SUPPLIED TEXT:
########

John’s 9 Traits of Well-built Systems

Introduction

Everyone has their view of what a well-built system looks like. We have the Joel test, the 12-factor app and many more. This inspired me to reflect on what is important in a modern system, at least to me.

This list focuses on the traits a well-built system should have. The traits can be achieved using different technologies and techniques, which is intentional. I don’t want to dictate technologies, even if I suggest some.

If you just want the list without all the fuzz, here are the 9 traits of well-built systems::

  • A well-built system is internally consistent
  • A well-built system can be fully developed and verified locally
  • A well-built system has a well-defined domain
  • A well-built system should alert developers when they might be causing issues with dependants
  • A well-built system communicates through strict schemas
  • A well-built system has a thorough suite of automated tests, reducing or eliminating the need for manual testing
  • A well-built system is deployed completely automatically or at the push of a button
  • A well-built system keeps its feedback loops short
  • A well-built system reduces or eliminates the need for production access
NOTE
In this post, I will use the word “system”, which is only partially correct. A better phrasing would be “software module” or “codebase”. The term “system” flows better, so I decided to use it.

A well-built system is internally consistent

Internal consistency is important for readability and maintainability. It can be frustrating when different developers have applied their interpretation of “best practices” within a single codebase. The result won't read well even if they have applied great practices. A less-than-perfect approach might be more favourable than two competing best practices. We know what to expect, which makes it easier to read the code and make changes.

We achieve internal consistency by agreeing on how different patterns should work and what code style the codebase should use. We get internal consistency when we ensure that the same words mean the same thing across the codebase and that the overall functionalities behave similarly.

A well-built system does not separate new and old code. Old code must be continuously updated and maintained, or internal consistency goes out the window. Doing this takes effort and has to be prioritised by the team.

A well-built system can be fully developed and verified locally

A well-built system must be able to be built, run, and tested locally on developers' machines. Too often, systems rely on external services or test environments, which can cause problems down the line. This might seem convenient initially, but once infrastructure or environmental instabilities arise, troubleshooting and fixing issues can often take time.

For example, I once worked on a project with little automated testing, and all manual testing had to be done against the test environment. The project used Flyway for database versioning, which is a common and valuable tool. However, relying on the test environment resulted in issues when developers wanted to test new features requiring database changes. For example, the database in the test environment would get upgraded to the developer's branch build, which caused problems for other developers who couldn't test their own changes because Flyway detected incompatibilities with their local branches and the test environment.

In short, relying on external systems or environments can lead to conflicts and prevent developers from being able to test and verify their changes.

To avoid these issues, a well-built system should be designed to be built, tested, and executed locally on developers' machines. This includes replicating database schemas and spinning up virtualised or containerised environments as needed. Additionally, if the system relies on specific hardware, developers should have access to local versions of that hardware. This way, each developer's development branch won't impact other developers' ability to test their own changes. Therefore, building, running, and testing locally is crucial for maintainability and, therefore, an essential part of a well-built system.

A well-built system has a well-defined domain

A well-defined domain is crucial for the long-term success of a system. It helps to ensure that the system is focused and not trying to do too much. With clear boundaries, it can be easier to understand the system's capabilities and responsibilities, leading to clarity and complexity. This can make it difficult for developers to work on the system, as they may need clarification on what the system is supposed to do or how it fits into the bigger picture.

########

RECORD EXTRACTS:
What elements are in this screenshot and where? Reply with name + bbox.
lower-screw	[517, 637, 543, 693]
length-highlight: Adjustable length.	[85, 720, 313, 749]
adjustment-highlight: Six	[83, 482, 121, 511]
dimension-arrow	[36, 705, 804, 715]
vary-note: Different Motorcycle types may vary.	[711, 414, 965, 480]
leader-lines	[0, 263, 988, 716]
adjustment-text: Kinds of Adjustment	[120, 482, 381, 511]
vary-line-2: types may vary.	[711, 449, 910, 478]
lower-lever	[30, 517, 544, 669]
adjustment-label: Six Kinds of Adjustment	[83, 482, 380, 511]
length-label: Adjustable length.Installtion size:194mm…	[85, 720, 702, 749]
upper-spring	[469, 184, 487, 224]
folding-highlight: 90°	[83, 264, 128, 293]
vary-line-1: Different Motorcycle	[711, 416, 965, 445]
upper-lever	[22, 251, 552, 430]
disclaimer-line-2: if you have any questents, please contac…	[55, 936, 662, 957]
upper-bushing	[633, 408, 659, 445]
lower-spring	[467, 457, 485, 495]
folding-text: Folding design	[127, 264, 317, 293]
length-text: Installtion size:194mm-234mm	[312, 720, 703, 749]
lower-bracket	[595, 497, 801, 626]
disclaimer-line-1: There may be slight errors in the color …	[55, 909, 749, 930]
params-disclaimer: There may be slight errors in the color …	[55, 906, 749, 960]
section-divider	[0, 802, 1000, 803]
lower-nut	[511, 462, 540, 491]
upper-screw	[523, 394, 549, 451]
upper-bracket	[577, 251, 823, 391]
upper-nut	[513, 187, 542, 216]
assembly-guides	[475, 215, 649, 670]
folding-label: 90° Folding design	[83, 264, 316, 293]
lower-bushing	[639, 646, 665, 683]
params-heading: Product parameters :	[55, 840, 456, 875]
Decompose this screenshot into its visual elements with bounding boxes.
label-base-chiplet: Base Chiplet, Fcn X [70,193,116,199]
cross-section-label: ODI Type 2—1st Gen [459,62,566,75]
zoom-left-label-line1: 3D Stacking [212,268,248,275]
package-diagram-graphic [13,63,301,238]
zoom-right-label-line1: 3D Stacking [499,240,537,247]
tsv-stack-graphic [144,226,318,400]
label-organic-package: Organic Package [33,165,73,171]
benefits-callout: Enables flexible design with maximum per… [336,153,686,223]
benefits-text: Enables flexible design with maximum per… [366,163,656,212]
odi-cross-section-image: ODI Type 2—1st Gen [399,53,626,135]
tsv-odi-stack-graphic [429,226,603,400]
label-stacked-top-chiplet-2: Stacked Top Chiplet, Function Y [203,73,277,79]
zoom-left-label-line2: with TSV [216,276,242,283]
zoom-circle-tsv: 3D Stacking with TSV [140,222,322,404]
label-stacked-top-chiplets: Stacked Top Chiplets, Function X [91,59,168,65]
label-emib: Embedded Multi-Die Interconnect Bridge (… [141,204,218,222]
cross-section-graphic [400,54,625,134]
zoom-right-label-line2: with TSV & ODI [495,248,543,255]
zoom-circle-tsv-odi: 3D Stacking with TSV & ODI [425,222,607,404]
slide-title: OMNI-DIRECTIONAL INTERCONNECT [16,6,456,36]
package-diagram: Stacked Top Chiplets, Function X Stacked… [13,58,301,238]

########

TASKS AND EXERCISES:
1. Please summarize the post on well-built systems in two sentences.
2. Pick up the post on well-built systems after its final sentence and keep writing from that point.

TASK ANSWERS:
1. The post lists nine traits that a well-built system should have, and it intentionally avoids dictating the technologies used to achieve them. It then explains that internal consistency makes code easier to read and maintain, that a system should be built, run and tested locally so developers avoid the conflicts caused by relying on external environments, and that a well-defined domain keeps a system focused.

2.
I’m sure we’ve all seen the “black-hole system”; I have multiple times. Someone decided to use microservices but forgot to scope one of their core services. As such, that one service grew and grew. Shortcuts were taken to compensate for inadequacies in the overall solution, and one service started swallowing other services. The result often being worse than what was before.

The domain should also be defined somewhere. This could be through system documentation which outlines the system’s responsibilities, but it could also be documented through schemas such as OpenAPI, gRPC and so forth. Of course, the nature of such documentation isn’t that important, but it should be written somewhere about why the system exists, what problems it sets out to solve, and the overall domain for that system.

Having a clear domain also makes planning for changes and updates to the system easier. When the system's responsibilities are well-defined, it's easier to determine where changes should be made and how they will impact the system as a whole. This can help to reduce the risk of unintended consequences and make it easier to maintain the system over time. Overall, having a clear and well-defined domain is an important aspect of well-engineered systems.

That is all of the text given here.